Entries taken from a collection
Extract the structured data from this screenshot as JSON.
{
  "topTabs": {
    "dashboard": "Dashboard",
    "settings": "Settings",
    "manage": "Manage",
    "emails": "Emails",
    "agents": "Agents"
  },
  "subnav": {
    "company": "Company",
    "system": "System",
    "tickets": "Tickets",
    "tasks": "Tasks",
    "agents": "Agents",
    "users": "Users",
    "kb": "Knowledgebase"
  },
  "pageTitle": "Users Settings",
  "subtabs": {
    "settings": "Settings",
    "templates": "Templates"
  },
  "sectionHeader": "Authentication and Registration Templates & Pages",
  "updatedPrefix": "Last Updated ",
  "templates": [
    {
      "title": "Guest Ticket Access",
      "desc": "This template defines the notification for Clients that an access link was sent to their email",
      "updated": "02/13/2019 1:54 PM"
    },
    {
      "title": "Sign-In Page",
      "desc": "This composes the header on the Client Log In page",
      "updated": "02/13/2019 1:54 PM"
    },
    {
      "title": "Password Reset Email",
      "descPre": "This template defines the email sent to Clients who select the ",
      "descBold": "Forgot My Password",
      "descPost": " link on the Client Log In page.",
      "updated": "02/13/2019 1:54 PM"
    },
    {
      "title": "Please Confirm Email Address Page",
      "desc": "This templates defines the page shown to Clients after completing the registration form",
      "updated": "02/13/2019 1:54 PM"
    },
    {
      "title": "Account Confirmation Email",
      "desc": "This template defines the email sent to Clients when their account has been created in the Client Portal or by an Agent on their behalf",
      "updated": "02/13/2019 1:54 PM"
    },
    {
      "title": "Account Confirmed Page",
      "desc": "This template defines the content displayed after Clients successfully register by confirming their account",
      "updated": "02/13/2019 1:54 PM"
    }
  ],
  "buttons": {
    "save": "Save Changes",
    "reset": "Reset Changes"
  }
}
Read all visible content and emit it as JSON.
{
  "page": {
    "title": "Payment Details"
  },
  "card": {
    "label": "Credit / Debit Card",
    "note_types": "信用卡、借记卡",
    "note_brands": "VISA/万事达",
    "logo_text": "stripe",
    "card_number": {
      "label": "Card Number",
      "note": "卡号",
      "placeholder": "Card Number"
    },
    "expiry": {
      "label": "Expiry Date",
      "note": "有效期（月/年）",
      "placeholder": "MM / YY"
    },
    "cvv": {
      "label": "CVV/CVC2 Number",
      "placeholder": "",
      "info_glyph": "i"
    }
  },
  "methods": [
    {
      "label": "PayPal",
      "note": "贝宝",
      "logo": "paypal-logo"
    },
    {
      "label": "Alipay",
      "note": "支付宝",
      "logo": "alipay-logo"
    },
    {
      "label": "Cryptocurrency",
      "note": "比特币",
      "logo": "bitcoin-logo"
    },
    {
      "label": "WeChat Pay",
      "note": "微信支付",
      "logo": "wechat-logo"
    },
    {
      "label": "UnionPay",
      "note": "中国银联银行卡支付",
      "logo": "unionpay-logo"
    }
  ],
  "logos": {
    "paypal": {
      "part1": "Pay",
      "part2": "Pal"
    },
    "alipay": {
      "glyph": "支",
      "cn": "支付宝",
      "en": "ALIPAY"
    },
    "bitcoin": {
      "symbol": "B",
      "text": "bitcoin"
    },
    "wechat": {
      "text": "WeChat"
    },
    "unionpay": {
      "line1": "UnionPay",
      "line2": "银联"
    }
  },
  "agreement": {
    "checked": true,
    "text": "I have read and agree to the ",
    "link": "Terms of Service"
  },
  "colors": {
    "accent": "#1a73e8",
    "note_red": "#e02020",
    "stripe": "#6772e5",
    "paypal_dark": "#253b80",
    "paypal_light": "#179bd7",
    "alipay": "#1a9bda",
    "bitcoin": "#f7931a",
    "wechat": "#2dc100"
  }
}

Set problem
Check every line for "after" and show the ones that have it.

The result
      "desc": "This templates defines the page shown to Clients after completing the registration form",
      "desc": "This template defines the content displayed after Clients successfully register by confirming their account",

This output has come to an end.